**EXERCISE PROMPT**
Filter the records below down to lines containing "volgende".

◆ ◆ ◆

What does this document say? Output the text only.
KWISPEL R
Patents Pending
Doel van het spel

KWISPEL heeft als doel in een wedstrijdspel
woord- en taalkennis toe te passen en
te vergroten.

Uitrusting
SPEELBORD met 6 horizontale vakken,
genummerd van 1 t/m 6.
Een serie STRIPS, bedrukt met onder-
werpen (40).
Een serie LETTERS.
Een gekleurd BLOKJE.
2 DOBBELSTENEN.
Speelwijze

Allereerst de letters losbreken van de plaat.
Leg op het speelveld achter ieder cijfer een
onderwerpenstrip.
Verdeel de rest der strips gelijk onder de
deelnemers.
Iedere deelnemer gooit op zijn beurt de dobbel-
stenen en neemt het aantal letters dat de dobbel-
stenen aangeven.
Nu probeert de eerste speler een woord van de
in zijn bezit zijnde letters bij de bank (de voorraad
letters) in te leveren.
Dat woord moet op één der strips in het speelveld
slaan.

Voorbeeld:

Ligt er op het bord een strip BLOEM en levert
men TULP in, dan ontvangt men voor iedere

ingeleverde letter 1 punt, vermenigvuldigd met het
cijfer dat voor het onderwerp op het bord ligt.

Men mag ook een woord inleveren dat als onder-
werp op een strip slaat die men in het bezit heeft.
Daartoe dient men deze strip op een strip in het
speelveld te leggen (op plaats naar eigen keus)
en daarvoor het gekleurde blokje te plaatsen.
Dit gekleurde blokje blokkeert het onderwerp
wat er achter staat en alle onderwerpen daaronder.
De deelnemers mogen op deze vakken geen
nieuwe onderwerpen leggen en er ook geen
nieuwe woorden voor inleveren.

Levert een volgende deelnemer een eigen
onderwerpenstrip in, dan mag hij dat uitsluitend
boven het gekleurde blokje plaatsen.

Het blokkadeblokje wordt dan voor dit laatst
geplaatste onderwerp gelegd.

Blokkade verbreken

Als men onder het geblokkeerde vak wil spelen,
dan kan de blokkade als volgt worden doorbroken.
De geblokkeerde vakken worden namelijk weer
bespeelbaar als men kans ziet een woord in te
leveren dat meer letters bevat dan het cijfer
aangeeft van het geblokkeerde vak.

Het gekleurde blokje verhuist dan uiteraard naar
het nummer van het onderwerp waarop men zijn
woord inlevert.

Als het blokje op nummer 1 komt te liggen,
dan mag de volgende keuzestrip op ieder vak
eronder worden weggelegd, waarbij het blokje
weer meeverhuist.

◆ ◆ ◆

**OUTPUT**
Levert een volgende deelnemer een eigen
dan mag de volgende keuzestrip op ieder vak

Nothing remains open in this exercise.